ENTRIES SUPPLIED:

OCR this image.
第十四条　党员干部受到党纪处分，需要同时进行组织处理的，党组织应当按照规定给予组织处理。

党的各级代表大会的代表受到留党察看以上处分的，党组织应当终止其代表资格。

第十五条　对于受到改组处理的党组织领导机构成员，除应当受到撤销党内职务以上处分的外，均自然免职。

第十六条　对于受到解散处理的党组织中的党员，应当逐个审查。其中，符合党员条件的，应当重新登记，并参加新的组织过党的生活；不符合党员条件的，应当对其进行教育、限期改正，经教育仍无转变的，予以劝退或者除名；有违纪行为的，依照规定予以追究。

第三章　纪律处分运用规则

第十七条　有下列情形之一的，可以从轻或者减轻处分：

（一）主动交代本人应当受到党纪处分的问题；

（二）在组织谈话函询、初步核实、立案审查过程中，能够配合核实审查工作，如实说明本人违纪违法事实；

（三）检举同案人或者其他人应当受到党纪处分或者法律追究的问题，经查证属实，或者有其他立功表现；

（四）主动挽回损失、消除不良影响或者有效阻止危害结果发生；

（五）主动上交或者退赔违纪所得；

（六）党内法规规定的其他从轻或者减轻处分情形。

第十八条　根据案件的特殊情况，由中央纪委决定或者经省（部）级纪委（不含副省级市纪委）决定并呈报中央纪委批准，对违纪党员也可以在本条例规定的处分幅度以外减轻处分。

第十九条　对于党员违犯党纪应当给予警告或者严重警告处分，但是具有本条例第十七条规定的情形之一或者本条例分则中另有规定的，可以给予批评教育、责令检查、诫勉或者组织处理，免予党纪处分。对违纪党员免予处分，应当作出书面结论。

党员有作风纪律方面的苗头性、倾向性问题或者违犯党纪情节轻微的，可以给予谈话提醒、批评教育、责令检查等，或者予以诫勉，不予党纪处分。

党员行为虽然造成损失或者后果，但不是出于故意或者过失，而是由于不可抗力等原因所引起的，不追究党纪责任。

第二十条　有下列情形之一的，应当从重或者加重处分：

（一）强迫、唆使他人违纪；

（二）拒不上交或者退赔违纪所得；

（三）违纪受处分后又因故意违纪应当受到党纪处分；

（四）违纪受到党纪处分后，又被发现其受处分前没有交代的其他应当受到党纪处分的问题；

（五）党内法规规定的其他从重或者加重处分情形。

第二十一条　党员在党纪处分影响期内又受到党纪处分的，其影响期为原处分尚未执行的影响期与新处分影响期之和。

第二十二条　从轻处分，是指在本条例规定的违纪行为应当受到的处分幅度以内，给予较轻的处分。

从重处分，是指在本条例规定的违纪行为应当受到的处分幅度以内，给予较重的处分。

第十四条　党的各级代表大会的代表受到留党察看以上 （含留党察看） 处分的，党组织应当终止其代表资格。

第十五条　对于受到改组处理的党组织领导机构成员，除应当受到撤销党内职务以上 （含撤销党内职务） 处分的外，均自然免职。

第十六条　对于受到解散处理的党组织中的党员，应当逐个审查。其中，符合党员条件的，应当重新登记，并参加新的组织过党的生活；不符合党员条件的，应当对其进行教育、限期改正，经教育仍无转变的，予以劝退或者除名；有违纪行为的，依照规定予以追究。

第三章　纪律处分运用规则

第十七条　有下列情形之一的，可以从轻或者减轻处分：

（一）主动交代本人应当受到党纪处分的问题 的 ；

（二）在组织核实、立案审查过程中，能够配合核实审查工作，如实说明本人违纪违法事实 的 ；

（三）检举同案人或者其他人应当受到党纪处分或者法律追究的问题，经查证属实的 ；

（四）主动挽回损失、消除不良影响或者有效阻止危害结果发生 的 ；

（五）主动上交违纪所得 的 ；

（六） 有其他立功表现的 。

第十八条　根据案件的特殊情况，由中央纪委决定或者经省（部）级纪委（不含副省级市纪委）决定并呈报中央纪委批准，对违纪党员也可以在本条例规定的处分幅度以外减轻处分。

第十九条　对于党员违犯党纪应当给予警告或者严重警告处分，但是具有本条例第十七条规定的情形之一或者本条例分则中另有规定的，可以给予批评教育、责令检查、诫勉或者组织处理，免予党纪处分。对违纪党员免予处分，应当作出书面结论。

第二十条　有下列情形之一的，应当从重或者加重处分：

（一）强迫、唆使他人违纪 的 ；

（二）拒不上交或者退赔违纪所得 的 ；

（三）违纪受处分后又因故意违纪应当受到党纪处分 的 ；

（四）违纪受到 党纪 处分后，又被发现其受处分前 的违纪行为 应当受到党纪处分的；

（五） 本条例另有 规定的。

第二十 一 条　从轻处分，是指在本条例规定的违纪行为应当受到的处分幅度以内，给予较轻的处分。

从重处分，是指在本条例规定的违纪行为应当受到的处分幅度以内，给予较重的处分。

SET PROBLEM:
Which lines of the data include "主动挽回损失"? Copy each of them.

RESULT OF THE EXERCISE:
（四）主动挽回损失、消除不良影响或者有效阻止危害结果发生；
（四）主动挽回损失、消除不良影响或者有效阻止危害结果发生 的 ；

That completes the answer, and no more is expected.